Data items

-- begin --

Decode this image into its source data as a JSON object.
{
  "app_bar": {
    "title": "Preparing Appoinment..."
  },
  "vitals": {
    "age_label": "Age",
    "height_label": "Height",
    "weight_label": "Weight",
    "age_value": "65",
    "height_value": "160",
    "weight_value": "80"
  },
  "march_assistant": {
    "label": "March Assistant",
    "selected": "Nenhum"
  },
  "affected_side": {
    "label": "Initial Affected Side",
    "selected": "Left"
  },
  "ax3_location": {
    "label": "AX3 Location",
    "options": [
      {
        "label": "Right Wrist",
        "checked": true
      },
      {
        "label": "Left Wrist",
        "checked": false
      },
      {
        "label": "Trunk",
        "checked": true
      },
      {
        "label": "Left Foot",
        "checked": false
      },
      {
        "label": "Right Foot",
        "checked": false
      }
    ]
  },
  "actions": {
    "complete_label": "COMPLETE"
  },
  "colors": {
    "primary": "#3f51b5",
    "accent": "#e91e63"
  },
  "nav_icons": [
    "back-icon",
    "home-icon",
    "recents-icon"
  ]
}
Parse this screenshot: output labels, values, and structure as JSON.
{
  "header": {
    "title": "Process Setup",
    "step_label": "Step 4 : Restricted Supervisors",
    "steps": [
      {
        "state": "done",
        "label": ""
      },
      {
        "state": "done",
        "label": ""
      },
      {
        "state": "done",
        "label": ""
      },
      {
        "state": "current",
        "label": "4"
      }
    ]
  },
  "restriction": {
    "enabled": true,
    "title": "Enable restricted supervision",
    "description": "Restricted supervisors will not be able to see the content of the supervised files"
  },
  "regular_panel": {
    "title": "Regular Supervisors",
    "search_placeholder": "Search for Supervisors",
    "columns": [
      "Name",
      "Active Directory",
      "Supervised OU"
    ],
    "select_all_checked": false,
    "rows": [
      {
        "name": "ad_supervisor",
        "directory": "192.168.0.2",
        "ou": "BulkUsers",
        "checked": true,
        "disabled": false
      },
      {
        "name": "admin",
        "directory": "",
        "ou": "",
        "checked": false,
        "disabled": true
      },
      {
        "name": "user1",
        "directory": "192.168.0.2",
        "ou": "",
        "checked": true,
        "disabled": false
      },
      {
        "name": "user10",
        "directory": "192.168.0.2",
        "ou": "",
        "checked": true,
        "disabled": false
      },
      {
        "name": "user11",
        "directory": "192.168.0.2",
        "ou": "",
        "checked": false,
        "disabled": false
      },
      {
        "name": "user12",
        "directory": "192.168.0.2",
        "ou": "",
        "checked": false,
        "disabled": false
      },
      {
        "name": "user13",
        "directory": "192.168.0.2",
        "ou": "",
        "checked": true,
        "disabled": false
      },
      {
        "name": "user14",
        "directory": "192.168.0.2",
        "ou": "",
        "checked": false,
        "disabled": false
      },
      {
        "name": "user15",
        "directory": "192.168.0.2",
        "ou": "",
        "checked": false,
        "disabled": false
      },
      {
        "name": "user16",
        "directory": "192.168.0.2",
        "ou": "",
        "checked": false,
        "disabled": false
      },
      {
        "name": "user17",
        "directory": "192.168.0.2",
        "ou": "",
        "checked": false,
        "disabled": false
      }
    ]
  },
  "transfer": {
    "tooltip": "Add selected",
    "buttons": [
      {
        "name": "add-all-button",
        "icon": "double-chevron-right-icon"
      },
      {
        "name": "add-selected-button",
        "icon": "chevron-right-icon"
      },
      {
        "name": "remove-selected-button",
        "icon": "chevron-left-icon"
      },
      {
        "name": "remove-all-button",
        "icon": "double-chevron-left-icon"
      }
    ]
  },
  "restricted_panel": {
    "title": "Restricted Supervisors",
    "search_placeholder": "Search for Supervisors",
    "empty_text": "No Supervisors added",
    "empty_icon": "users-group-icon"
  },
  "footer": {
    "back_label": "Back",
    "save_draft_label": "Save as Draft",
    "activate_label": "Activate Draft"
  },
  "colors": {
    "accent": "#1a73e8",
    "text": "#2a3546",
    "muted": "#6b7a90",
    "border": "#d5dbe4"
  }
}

-- end --

■ PROMPT:
Identify the lines above with the word "JSON". Copy them.

■ RESULT OF THE TASK:
Decode this image into its source data as a JSON object.
Parse this screenshot: output labels, values, and structure as JSON.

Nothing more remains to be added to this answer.